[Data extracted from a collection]

........

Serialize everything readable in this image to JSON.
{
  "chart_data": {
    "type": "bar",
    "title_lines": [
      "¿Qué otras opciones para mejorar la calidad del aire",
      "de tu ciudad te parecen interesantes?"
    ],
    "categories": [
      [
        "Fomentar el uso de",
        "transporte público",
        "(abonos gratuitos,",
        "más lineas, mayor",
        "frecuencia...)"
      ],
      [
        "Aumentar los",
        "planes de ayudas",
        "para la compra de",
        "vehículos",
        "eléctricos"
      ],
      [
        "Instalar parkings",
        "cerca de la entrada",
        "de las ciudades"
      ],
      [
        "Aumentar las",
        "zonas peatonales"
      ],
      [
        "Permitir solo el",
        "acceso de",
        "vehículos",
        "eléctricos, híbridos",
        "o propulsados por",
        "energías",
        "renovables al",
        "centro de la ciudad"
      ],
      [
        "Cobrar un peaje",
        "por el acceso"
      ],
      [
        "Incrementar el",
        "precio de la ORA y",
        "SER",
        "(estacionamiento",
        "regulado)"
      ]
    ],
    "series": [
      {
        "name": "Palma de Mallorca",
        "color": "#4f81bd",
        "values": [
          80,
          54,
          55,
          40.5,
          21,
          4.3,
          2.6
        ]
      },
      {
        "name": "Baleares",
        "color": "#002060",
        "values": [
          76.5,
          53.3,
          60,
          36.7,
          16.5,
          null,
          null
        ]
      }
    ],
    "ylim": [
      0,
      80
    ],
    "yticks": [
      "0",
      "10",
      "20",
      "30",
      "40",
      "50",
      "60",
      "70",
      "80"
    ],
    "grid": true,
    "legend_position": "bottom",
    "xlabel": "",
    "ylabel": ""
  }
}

........

## WORK TO DO:
Transcribe every line of the data, exactly as it stands.

## WORKED ANSWER:
Serialize everything readable in this image to JSON.
{
  "chart_data": {
    "type": "bar",
    "title_lines": [
      "¿Qué otras opciones para mejorar la calidad del aire",
      "de tu ciudad te parecen interesantes?"
    ],
    "categories": [
      [
        "Fomentar el uso de",
        "transporte público",
        "(abonos gratuitos,",
        "más lineas, mayor",
        "frecuencia...)"
      ],
      [
        "Aumentar los",
        "planes de ayudas",
        "para la compra de",
        "vehículos",
        "eléctricos"
      ],
      [
        "Instalar parkings",
        "cerca de la entrada",
        "de las ciudades"
      ],
      [
        "Aumentar las",
        "zonas peatonales"
      ],
      [
        "Permitir solo el",
        "acceso de",
        "vehículos",
        "eléctricos, híbridos",
        "o propulsados por",
        "energías",
        "renovables al",
        "centro de la ciudad"
      ],
      [
        "Cobrar un peaje",
        "por el acceso"
      ],
      [
        "Incrementar el",
        "precio de la ORA y",
        "SER",
        "(estacionamiento",
        "regulado)"
      ]
    ],
    "series": [
      {
        "name": "Palma de Mallorca",
        "color": "#4f81bd",
        "values": [
          80,
          54,
          55,
          40.5,
          21,
          4.3,
          2.6
        ]
      },
      {
        "name": "Baleares",
        "color": "#002060",
        "values": [
          76.5,
          53.3,
          60,
          36.7,
          16.5,
          null,
          null
        ]
      }
    ],
    "ylim": [
      0,
      80
    ],
    "yticks": [
      "0",
      "10",
      "20",
      "30",
      "40",
      "50",
      "60",
      "70",
      "80"
    ],
    "grid": true,
    "legend_position": "bottom",
    "xlabel": "",
    "ylabel": ""
  }
}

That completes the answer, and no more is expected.